The request ▸
In the material below, list every line carrying the string "blinken".

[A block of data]
━━━━━━━━━━

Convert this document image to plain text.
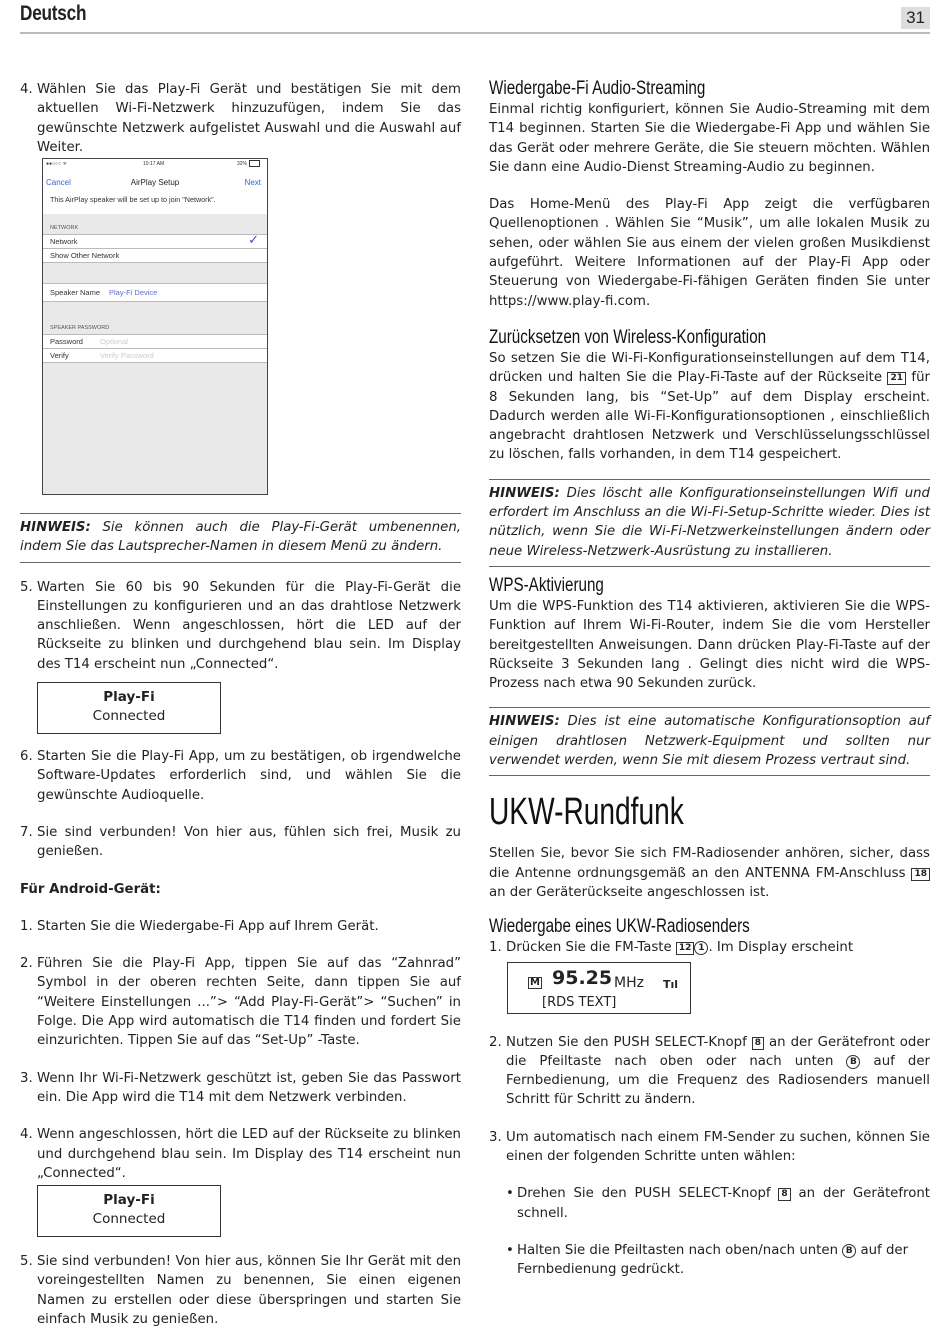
Deutsch	31
4. Wählen Sie das Play-Fi Gerät und bestätigen Sie mit dem aktuellen Wi-Fi-Netzwerk hinzuzufügen, indem Sie das gewünschte Netzwerk aufgelistet Auswahl und die Auswahl auf Weiter.

●●○○○ ᯤ	10:17 AM	32%
Cancel	AirPlay Setup	Next
This AirPlay speaker will be set up to join "Network".
NETWORK
Network	✓
Show Other Network
Speaker Name Play-Fi Device
SPEAKER PASSWORD
Password Optional
Verify	Verify Password
HINWEIS: Sie können auch die Play-Fi-Gerät umbenennen, indem Sie das Lautsprecher-Namen in diesem Menü zu ändern.
5. Warten Sie 60 bis 90 Sekunden für die Play-Fi-Gerät die Einstellungen zu konfigurieren und an das drahtlose Netzwerk anschließen. Wenn angeschlossen, hört die LED auf der Rückseite zu blinken und durchgehend blau sein. Im Display des T14 erscheint nun „Connected“.

Play-Fi
Connected
6. Starten Sie die Play-Fi App, um zu bestätigen, ob irgendwelche Software-Updates erforderlich sind, und wählen Sie die gewünschte Audioquelle.

7. Sie sind verbunden! Von hier aus, fühlen sich frei, Musik zu genießen.

Für Android-Gerät:

1. Starten Sie die Wiedergabe-Fi App auf Ihrem Gerät.

2. Führen Sie die Play-Fi App, tippen Sie auf das “Zahnrad” Symbol in der oberen rechten Seite, dann tippen Sie auf “Weitere Einstellungen ...”> “Add Play-Fi-Gerät”> “Suchen” in Folge. Die App wird automatisch die T14 finden und fordert Sie einzurichten. Tippen Sie auf das “Set-Up” -Taste.

3. Wenn Ihr Wi-Fi-Netzwerk geschützt ist, geben Sie das Passwort ein. Die App wird die T14 mit dem Netzwerk verbinden.

4. Wenn angeschlossen, hört die LED auf der Rückseite zu blinken und durchgehend blau sein. Im Display des T14 erscheint nun „Connected“.

Play-Fi
Connected
5. Sie sind verbunden! Von hier aus, können Sie Ihr Gerät mit den voreingestellten Namen zu benennen, Sie einen eigenen Namen zu erstellen oder diese überspringen und starten Sie einfach Musik zu genießen.

Wiedergabe-Fi Audio-Streaming

Einmal richtig konfiguriert, können Sie Audio-Streaming mit dem T14 beginnen. Starten Sie die Wiedergabe-Fi App und wählen Sie das Gerät oder mehrere Geräte, die Sie steuern möchten. Wählen Sie dann eine Audio-Dienst Streaming-Audio zu beginnen.

Das Home-Menü des Play-Fi App zeigt die verfügbaren Quellenoptionen . Wählen Sie “Musik”, um alle lokalen Musik zu sehen, oder wählen Sie aus einem der vielen großen Musikdienst aufgeführt. Weitere Informationen auf der Play-Fi App oder Steuerung von Wiedergabe-Fi-fähigen Geräten finden Sie unter https://www.play-fi.com.

Zurücksetzen von Wireless-Konfiguration

So setzen Sie die Wi-Fi-Konfigurationseinstellungen auf dem T14, drücken und halten Sie die Play-Fi-Taste auf der Rückseite 21 für 8 Sekunden lang, bis “Set-Up” auf dem Display erscheint. Dadurch werden alle Wi-Fi-Konfigurationsoptionen , einschließlich angebracht drahtlosen Netzwerk und Verschlüsselungsschlüssel zu löschen, falls vorhanden, in dem T14 gespeichert.

HINWEIS: Dies löscht alle Konfigurationseinstellungen Wifi und erfordert im Anschluss an die Wi-Fi-Setup-Schritte wieder. Dies ist nützlich, wenn Sie die Wi-Fi-Netzwerkeinstellungen ändern oder neue Wireless-Netzwerk-Ausrüstung zu installieren.
WPS-Aktivierung

Um die WPS-Funktion des T14 aktivieren, aktivieren Sie die WPS-Funktion auf Ihrem Wi-Fi-Router, indem Sie die vom Hersteller bereitgestellten Anweisungen. Dann drücken Play-Fi-Taste auf der Rückseite 3 Sekunden lang . Gelingt dies nicht wird die WPS-Prozess nach etwa 90 Sekunden zurück.

HINWEIS: Dies ist eine automatische Konfigurationsoption auf einigen drahtlosen Netzwerk-Equipment und sollten nur verwendet werden, wenn Sie mit diesem Prozess vertraut sind.
UKW-Rundfunk

Stellen Sie, bevor Sie sich FM-Radiosender anhören, sicher, dass die Antenne ordnungsgemäß an den ANTENNA FM-Anschluss 18 an der Geräterückseite angeschlossen ist.

Wiedergabe eines UKW-Radiosenders
1. Drücken Sie die FM-Taste 12 1 . Im Display erscheint

M 95.25 MHz Tıl
[RDS TEXT]
2. Nutzen Sie den PUSH SELECT-Knopf 8 an der Gerätefront oder die Pfeiltaste nach oben oder nach unten B auf der Fernbedienung, um die Frequenz des Radiosenders manuell Schritt für Schritt zu ändern.

3. Um automatisch nach einem FM-Sender zu suchen, können Sie einen der folgenden Schritte unten wählen:

• Drehen Sie den PUSH SELECT-Knopf 8 an der Gerätefront schnell.

• Halten Sie die Pfeiltasten nach oben/nach unten B auf der Fernbedienung gedrückt.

━━━━━━━━━━

Exercise output ▸
5. Warten Sie 60 bis 90 Sekunden für die Play-Fi-Gerät die Einstellungen zu konfigurieren und an das drahtlose Netzwerk anschließen. Wenn angeschlossen, hört die LED auf der Rückseite zu blinken und durchgehend blau sein. Im Display des T14 erscheint nun „Connected“.
4. Wenn angeschlossen, hört die LED auf der Rückseite zu blinken und durchgehend blau sein. Im Display des T14 erscheint nun „Connected“.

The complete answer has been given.